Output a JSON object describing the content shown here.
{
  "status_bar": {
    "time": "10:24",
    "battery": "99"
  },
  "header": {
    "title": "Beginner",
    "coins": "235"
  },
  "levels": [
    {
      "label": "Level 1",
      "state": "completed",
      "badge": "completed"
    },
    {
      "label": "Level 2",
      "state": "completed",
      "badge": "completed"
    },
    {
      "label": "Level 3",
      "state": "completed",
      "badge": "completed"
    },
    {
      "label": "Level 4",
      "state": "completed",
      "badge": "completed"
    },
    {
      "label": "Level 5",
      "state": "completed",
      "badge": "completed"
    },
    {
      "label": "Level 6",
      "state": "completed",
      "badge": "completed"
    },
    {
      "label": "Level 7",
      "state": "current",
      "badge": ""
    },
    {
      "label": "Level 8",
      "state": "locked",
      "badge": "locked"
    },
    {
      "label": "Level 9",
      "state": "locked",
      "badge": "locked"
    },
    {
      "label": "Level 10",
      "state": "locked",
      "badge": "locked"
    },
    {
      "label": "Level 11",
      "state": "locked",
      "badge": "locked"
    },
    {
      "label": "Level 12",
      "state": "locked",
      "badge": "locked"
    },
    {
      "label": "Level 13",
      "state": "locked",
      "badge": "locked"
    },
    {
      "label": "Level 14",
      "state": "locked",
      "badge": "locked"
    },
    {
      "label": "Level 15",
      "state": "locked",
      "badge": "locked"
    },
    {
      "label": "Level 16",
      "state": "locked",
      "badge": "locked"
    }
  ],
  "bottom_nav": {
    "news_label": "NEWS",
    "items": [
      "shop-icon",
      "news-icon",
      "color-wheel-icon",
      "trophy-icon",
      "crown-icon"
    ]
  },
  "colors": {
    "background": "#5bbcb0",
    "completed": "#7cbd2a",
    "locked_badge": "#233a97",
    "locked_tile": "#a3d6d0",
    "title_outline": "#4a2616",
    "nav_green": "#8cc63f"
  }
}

======

__Exercise__: Print the records once more, exactly as they were given.

__Solution to the exercise__:
Output a JSON object describing the content shown here.
{
  "status_bar": {
    "time": "10:24",
    "battery": "99"
  },
  "header": {
    "title": "Beginner",
    "coins": "235"
  },
  "levels": [
    {
      "label": "Level 1",
      "state": "completed",
      "badge": "completed"
    },
    {
      "label": "Level 2",
      "state": "completed",
      "badge": "completed"
    },
    {
      "label": "Level 3",
      "state": "completed",
      "badge": "completed"
    },
    {
      "label": "Level 4",
      "state": "completed",
      "badge": "completed"
    },
    {
      "label": "Level 5",
      "state": "completed",
      "badge": "completed"
    },
    {
      "label": "Level 6",
      "state": "completed",
      "badge": "completed"
    },
    {
      "label": "Level 7",
      "state": "current",
      "badge": ""
    },
    {
      "label": "Level 8",
      "state": "locked",
      "badge": "locked"
    },
    {
      "label": "Level 9",
      "state": "locked",
      "badge": "locked"
    },
    {
      "label": "Level 10",
      "state": "locked",
      "badge": "locked"
    },
    {
      "label": "Level 11",
      "state": "locked",
      "badge": "locked"
    },
    {
      "label": "Level 12",
      "state": "locked",
      "badge": "locked"
    },
    {
      "label": "Level 13",
      "state": "locked",
      "badge": "locked"
    },
    {
      "label": "Level 14",
      "state": "locked",
      "badge": "locked"
    },
    {
      "label": "Level 15",
      "state": "locked",
      "badge": "locked"
    },
    {
      "label": "Level 16",
      "state": "locked",
      "badge": "locked"
    }
  ],
  "bottom_nav": {
    "news_label": "NEWS",
    "items": [
      "shop-icon",
      "news-icon",
      "color-wheel-icon",
      "trophy-icon",
      "crown-icon"
    ]
  },
  "colors": {
    "background": "#5bbcb0",
    "completed": "#7cbd2a",
    "locked_badge": "#233a97",
    "locked_tile": "#a3d6d0",
    "title_outline": "#4a2616",
    "nav_green": "#8cc63f"
  }
}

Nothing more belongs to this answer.